From the listing below, pull out the lines that hold "this".

### Chart and figure data
****************************************

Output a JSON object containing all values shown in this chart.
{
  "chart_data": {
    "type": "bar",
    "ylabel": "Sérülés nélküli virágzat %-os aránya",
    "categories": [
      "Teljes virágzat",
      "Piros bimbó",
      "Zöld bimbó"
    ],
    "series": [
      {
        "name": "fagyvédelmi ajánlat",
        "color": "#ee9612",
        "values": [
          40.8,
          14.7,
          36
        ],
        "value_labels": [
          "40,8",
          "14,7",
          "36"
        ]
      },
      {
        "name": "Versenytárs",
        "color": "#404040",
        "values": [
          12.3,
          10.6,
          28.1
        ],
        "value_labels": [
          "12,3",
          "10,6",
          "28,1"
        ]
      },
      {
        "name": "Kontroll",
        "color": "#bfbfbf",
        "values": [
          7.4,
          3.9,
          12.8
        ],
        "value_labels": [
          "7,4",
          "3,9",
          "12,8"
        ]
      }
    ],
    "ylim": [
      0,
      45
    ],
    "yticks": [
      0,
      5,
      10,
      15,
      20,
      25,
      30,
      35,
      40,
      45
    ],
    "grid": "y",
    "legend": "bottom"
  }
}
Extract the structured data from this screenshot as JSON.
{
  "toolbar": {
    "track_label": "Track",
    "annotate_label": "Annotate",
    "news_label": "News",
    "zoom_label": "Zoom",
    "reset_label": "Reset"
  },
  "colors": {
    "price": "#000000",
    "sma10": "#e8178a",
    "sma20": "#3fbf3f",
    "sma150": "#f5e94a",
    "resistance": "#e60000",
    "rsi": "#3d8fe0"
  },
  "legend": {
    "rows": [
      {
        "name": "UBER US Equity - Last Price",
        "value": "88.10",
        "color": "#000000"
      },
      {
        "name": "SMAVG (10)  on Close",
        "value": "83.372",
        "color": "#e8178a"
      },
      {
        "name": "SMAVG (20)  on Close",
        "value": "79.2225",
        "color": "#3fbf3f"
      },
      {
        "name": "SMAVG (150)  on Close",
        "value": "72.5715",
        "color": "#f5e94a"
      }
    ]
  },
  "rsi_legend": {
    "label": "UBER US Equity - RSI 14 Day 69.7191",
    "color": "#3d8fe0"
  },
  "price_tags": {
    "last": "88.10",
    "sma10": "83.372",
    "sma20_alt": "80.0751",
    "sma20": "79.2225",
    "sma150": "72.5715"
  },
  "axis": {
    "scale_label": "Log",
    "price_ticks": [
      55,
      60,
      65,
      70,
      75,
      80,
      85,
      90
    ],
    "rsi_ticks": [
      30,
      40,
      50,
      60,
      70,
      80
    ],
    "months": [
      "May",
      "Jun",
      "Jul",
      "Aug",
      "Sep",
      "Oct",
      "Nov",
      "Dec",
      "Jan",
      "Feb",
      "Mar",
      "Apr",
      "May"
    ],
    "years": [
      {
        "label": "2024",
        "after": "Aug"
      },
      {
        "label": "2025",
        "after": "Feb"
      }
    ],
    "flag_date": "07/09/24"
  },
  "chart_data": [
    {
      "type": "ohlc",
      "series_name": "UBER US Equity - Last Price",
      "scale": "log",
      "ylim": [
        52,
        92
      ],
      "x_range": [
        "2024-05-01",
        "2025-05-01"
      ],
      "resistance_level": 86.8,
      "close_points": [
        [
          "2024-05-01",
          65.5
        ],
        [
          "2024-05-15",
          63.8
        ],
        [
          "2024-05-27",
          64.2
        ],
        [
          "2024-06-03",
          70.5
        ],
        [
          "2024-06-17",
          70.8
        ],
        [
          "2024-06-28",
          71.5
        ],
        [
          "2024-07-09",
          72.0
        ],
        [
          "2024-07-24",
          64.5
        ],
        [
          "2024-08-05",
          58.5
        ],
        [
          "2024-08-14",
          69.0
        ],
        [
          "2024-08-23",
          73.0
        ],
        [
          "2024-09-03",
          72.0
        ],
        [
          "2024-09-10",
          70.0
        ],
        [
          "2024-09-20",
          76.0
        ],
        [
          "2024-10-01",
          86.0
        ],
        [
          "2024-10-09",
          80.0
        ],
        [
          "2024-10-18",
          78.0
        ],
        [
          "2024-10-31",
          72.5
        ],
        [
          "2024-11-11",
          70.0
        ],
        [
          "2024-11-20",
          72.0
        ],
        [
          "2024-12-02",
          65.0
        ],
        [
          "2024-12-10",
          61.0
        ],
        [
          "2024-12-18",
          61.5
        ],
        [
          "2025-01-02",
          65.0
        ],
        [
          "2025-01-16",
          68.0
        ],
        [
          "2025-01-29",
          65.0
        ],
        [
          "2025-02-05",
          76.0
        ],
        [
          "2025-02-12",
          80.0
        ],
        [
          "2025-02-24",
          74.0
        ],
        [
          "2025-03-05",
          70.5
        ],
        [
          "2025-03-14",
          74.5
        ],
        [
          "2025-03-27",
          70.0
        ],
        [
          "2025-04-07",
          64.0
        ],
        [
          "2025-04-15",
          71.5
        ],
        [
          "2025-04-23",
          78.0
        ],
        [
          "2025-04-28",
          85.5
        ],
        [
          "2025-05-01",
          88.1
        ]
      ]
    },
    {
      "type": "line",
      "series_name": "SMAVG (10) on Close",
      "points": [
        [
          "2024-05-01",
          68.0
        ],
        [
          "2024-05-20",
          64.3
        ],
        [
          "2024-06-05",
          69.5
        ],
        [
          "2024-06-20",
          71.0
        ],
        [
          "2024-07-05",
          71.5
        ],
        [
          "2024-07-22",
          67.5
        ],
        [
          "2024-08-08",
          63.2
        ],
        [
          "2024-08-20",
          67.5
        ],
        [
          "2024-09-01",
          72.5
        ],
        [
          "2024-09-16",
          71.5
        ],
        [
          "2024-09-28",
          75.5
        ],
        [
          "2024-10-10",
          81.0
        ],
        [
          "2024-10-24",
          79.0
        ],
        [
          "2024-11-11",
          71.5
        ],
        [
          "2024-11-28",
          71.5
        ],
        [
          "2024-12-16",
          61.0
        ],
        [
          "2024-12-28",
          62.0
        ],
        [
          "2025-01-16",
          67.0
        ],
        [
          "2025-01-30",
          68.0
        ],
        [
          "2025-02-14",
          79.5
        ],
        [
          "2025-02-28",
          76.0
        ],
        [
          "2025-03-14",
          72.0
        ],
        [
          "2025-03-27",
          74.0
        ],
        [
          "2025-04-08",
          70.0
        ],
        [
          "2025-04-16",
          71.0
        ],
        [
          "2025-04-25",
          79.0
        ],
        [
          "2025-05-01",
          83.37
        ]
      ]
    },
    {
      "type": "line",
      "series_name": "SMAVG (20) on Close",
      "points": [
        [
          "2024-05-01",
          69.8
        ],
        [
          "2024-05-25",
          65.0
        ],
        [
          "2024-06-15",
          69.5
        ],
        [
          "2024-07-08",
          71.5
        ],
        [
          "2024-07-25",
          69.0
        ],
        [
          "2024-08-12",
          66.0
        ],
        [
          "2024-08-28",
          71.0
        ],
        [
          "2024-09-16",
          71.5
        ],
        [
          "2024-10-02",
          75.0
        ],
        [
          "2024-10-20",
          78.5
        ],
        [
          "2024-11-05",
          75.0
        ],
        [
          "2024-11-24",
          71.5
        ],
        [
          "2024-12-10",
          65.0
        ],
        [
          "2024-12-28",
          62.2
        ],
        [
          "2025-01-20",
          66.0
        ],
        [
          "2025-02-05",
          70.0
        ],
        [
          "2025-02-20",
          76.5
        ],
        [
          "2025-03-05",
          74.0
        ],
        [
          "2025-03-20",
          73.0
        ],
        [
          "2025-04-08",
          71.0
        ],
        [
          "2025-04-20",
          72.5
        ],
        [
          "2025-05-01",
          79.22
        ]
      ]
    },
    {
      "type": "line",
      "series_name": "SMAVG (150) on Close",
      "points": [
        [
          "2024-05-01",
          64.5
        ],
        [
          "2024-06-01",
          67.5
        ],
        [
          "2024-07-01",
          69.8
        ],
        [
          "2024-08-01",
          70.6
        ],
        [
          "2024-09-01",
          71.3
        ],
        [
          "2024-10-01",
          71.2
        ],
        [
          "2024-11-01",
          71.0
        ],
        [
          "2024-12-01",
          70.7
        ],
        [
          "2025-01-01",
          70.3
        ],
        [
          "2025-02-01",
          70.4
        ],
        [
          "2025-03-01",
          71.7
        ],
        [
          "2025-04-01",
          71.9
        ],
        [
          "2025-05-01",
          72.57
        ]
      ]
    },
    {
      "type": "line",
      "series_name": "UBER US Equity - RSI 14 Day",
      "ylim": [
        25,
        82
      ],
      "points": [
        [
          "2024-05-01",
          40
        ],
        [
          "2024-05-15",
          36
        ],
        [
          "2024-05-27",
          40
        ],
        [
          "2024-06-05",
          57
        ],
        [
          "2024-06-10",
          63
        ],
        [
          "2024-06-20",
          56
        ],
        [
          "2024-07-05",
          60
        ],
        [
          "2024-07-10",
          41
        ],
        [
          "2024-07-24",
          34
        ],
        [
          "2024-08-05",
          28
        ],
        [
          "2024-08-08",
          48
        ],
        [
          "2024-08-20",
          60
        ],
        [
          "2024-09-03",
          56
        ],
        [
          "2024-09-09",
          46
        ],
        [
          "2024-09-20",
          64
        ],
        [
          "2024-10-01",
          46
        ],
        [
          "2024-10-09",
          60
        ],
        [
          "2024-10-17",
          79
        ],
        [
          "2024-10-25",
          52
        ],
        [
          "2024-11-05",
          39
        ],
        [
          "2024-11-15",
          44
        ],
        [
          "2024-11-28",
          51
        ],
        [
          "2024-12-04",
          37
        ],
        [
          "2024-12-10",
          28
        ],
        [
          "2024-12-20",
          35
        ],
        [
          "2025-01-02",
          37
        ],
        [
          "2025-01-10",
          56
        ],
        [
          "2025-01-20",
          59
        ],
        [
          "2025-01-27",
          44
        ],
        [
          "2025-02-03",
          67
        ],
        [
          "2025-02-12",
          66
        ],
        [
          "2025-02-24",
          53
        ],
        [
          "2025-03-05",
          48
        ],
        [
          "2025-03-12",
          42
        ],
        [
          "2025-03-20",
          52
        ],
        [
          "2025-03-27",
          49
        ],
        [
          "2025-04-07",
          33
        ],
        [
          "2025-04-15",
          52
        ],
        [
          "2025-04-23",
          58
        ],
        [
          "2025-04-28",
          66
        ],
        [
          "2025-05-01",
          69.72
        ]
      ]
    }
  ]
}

****************************************

### The answer
Output a JSON object containing all values shown in this chart.
Extract the structured data from this screenshot as JSON.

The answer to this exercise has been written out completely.